What needs to be done: What follows is a set of records, each of which is to be written out exactly.

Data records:
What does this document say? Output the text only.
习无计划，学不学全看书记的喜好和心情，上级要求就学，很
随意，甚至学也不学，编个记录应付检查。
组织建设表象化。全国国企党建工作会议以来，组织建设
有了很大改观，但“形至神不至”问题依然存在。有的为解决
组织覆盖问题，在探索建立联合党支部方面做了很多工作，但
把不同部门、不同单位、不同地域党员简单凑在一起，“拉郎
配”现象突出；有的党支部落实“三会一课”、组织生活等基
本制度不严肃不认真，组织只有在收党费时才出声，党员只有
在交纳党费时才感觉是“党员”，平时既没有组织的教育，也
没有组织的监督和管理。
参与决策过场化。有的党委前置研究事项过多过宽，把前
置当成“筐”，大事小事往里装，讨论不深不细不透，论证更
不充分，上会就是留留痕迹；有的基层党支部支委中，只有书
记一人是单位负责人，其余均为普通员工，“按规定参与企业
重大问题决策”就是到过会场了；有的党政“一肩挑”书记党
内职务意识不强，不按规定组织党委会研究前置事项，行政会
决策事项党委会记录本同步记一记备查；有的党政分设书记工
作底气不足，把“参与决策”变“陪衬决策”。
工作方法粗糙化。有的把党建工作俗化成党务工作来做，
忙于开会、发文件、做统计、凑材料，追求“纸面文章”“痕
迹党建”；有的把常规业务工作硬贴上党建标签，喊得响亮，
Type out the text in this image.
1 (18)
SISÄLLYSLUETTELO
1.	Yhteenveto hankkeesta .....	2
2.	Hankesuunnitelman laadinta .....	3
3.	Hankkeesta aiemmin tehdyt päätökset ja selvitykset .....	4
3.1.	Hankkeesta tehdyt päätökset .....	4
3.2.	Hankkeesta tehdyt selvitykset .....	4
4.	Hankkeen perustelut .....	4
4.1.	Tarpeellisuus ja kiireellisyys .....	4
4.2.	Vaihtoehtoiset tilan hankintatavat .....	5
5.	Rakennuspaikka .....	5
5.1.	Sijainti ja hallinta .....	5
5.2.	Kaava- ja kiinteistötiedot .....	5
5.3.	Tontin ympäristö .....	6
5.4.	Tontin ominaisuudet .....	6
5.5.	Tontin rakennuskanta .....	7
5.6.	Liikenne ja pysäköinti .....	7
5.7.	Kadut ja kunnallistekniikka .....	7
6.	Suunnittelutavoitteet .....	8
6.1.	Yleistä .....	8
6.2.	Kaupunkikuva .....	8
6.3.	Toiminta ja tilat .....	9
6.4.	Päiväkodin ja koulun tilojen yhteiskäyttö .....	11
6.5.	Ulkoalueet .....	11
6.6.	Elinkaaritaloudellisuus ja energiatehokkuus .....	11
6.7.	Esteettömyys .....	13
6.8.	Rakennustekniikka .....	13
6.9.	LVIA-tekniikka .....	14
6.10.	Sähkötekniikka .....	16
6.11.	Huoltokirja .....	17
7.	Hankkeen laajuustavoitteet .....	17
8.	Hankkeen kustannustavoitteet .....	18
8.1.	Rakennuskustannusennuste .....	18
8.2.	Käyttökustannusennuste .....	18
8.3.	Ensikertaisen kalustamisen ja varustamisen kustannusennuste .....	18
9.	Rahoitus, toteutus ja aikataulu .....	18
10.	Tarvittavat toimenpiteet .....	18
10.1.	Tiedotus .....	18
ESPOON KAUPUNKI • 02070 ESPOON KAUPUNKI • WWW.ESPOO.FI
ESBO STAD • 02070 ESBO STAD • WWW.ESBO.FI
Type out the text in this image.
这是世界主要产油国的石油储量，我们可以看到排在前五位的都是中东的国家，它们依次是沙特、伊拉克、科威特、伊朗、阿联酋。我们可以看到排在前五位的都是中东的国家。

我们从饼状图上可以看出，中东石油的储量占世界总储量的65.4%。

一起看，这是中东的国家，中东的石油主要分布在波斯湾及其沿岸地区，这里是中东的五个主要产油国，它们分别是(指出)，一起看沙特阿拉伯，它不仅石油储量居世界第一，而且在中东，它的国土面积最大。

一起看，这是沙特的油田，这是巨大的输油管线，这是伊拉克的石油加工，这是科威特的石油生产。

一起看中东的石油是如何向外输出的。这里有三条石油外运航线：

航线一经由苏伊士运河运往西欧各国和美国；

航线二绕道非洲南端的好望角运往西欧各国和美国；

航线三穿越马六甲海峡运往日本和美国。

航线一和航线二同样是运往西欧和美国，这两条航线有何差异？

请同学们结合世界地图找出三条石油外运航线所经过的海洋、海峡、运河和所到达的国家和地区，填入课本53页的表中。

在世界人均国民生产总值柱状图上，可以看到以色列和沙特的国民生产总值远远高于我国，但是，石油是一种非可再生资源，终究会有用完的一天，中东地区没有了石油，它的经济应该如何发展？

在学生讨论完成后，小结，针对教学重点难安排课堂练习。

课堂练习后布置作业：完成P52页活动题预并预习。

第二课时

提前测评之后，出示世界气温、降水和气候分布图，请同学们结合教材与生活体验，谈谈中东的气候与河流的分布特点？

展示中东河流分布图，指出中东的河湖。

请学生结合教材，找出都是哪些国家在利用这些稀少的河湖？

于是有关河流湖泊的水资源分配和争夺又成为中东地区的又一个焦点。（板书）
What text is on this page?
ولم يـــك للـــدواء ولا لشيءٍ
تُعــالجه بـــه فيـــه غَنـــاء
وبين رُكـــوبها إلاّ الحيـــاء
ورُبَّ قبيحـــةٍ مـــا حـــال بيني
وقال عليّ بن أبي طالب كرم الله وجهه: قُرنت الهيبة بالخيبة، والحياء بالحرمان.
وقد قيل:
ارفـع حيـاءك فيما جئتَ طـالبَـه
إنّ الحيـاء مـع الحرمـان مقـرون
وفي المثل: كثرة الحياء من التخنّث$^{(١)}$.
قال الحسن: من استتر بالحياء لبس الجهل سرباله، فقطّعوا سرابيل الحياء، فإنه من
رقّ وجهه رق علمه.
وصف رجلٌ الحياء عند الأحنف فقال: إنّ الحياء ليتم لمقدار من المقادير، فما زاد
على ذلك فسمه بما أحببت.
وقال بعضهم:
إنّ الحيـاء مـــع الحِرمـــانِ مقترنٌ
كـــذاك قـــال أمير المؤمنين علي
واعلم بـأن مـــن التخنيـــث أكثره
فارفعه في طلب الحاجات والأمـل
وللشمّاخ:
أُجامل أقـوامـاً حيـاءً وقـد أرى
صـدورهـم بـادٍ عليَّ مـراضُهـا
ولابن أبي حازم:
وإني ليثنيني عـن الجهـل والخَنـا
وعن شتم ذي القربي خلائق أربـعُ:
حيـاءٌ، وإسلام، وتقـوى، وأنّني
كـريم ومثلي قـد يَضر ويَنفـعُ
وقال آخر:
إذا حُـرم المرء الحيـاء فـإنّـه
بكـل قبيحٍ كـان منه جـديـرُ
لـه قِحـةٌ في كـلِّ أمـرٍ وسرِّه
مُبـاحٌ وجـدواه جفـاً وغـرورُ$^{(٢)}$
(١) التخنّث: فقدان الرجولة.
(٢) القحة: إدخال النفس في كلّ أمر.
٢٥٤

Output for this task:
What does this document say? Output the text only.
习无计划，学不学全看书记的喜好和心情，上级要求就学，很
随意，甚至学也不学，编个记录应付检查。
组织建设表象化。全国国企党建工作会议以来，组织建设
有了很大改观，但“形至神不至”问题依然存在。有的为解决
组织覆盖问题，在探索建立联合党支部方面做了很多工作，但
把不同部门、不同单位、不同地域党员简单凑在一起，“拉郎
配”现象突出；有的党支部落实“三会一课”、组织生活等基
本制度不严肃不认真，组织只有在收党费时才出声，党员只有
在交纳党费时才感觉是“党员”，平时既没有组织的教育，也
没有组织的监督和管理。
参与决策过场化。有的党委前置研究事项过多过宽，把前
置当成“筐”，大事小事往里装，讨论不深不细不透，论证更
不充分，上会就是留留痕迹；有的基层党支部支委中，只有书
记一人是单位负责人，其余均为普通员工，“按规定参与企业
重大问题决策”就是到过会场了；有的党政“一肩挑”书记党
内职务意识不强，不按规定组织党委会研究前置事项，行政会
决策事项党委会记录本同步记一记备查；有的党政分设书记工
作底气不足，把“参与决策”变“陪衬决策”。
工作方法粗糙化。有的把党建工作俗化成党务工作来做，
忙于开会、发文件、做统计、凑材料，追求“纸面文章”“痕
迹党建”；有的把常规业务工作硬贴上党建标签，喊得响亮，
Type out the text in this image.
1 (18)
SISÄLLYSLUETTELO
1.	Yhteenveto hankkeesta .....	2
2.	Hankesuunnitelman laadinta .....	3
3.	Hankkeesta aiemmin tehdyt päätökset ja selvitykset .....	4
3.1.	Hankkeesta tehdyt päätökset .....	4
3.2.	Hankkeesta tehdyt selvitykset .....	4
4.	Hankkeen perustelut .....	4
4.1.	Tarpeellisuus ja kiireellisyys .....	4
4.2.	Vaihtoehtoiset tilan hankintatavat .....	5
5.	Rakennuspaikka .....	5
5.1.	Sijainti ja hallinta .....	5
5.2.	Kaava- ja kiinteistötiedot .....	5
5.3.	Tontin ympäristö .....	6
5.4.	Tontin ominaisuudet .....	6
5.5.	Tontin rakennuskanta .....	7
5.6.	Liikenne ja pysäköinti .....	7
5.7.	Kadut ja kunnallistekniikka .....	7
6.	Suunnittelutavoitteet .....	8
6.1.	Yleistä .....	8
6.2.	Kaupunkikuva .....	8
6.3.	Toiminta ja tilat .....	9
6.4.	Päiväkodin ja koulun tilojen yhteiskäyttö .....	11
6.5.	Ulkoalueet .....	11
6.6.	Elinkaaritaloudellisuus ja energiatehokkuus .....	11
6.7.	Esteettömyys .....	13
6.8.	Rakennustekniikka .....	13
6.9.	LVIA-tekniikka .....	14
6.10.	Sähkötekniikka .....	16
6.11.	Huoltokirja .....	17
7.	Hankkeen laajuustavoitteet .....	17
8.	Hankkeen kustannustavoitteet .....	18
8.1.	Rakennuskustannusennuste .....	18
8.2.	Käyttökustannusennuste .....	18
8.3.	Ensikertaisen kalustamisen ja varustamisen kustannusennuste .....	18
9.	Rahoitus, toteutus ja aikataulu .....	18
10.	Tarvittavat toimenpiteet .....	18
10.1.	Tiedotus .....	18
ESPOON KAUPUNKI • 02070 ESPOON KAUPUNKI • WWW.ESPOO.FI
ESBO STAD • 02070 ESBO STAD • WWW.ESBO.FI
Type out the text in this image.
这是世界主要产油国的石油储量，我们可以看到排在前五位的都是中东的国家，它们依次是沙特、伊拉克、科威特、伊朗、阿联酋。我们可以看到排在前五位的都是中东的国家。

我们从饼状图上可以看出，中东石油的储量占世界总储量的65.4%。

一起看，这是中东的国家，中东的石油主要分布在波斯湾及其沿岸地区，这里是中东的五个主要产油国，它们分别是(指出)，一起看沙特阿拉伯，它不仅石油储量居世界第一，而且在中东，它的国土面积最大。

一起看，这是沙特的油田，这是巨大的输油管线，这是伊拉克的石油加工，这是科威特的石油生产。

一起看中东的石油是如何向外输出的。这里有三条石油外运航线：

航线一经由苏伊士运河运往西欧各国和美国；

航线二绕道非洲南端的好望角运往西欧各国和美国；

航线三穿越马六甲海峡运往日本和美国。

航线一和航线二同样是运往西欧和美国，这两条航线有何差异？

请同学们结合世界地图找出三条石油外运航线所经过的海洋、海峡、运河和所到达的国家和地区，填入课本53页的表中。

在世界人均国民生产总值柱状图上，可以看到以色列和沙特的国民生产总值远远高于我国，但是，石油是一种非可再生资源，终究会有用完的一天，中东地区没有了石油，它的经济应该如何发展？

在学生讨论完成后，小结，针对教学重点难安排课堂练习。

课堂练习后布置作业：完成P52页活动题预并预习。

第二课时

提前测评之后，出示世界气温、降水和气候分布图，请同学们结合教材与生活体验，谈谈中东的气候与河流的分布特点？

展示中东河流分布图，指出中东的河湖。

请学生结合教材，找出都是哪些国家在利用这些稀少的河湖？

于是有关河流湖泊的水资源分配和争夺又成为中东地区的又一个焦点。（板书）
What text is on this page?
ولم يـــك للـــدواء ولا لشيءٍ
تُعــالجه بـــه فيـــه غَنـــاء
وبين رُكـــوبها إلاّ الحيـــاء
ورُبَّ قبيحـــةٍ مـــا حـــال بيني
وقال عليّ بن أبي طالب كرم الله وجهه: قُرنت الهيبة بالخيبة، والحياء بالحرمان.
وقد قيل:
ارفـع حيـاءك فيما جئتَ طـالبَـه
إنّ الحيـاء مـع الحرمـان مقـرون
وفي المثل: كثرة الحياء من التخنّث$^{(١)}$.
قال الحسن: من استتر بالحياء لبس الجهل سرباله، فقطّعوا سرابيل الحياء، فإنه من
رقّ وجهه رق علمه.
وصف رجلٌ الحياء عند الأحنف فقال: إنّ الحياء ليتم لمقدار من المقادير، فما زاد
على ذلك فسمه بما أحببت.
وقال بعضهم:
إنّ الحيـاء مـــع الحِرمـــانِ مقترنٌ
كـــذاك قـــال أمير المؤمنين علي
واعلم بـأن مـــن التخنيـــث أكثره
فارفعه في طلب الحاجات والأمـل
وللشمّاخ:
أُجامل أقـوامـاً حيـاءً وقـد أرى
صـدورهـم بـادٍ عليَّ مـراضُهـا
ولابن أبي حازم:
وإني ليثنيني عـن الجهـل والخَنـا
وعن شتم ذي القربي خلائق أربـعُ:
حيـاءٌ، وإسلام، وتقـوى، وأنّني
كـريم ومثلي قـد يَضر ويَنفـعُ
وقال آخر:
إذا حُـرم المرء الحيـاء فـإنّـه
بكـل قبيحٍ كـان منه جـديـرُ
لـه قِحـةٌ في كـلِّ أمـرٍ وسرِّه
مُبـاحٌ وجـدواه جفـاً وغـرورُ$^{(٢)}$
(١) التخنّث: فقدان الرجولة.
(٢) القحة: إدخال النفس في كلّ أمر.
٢٥٤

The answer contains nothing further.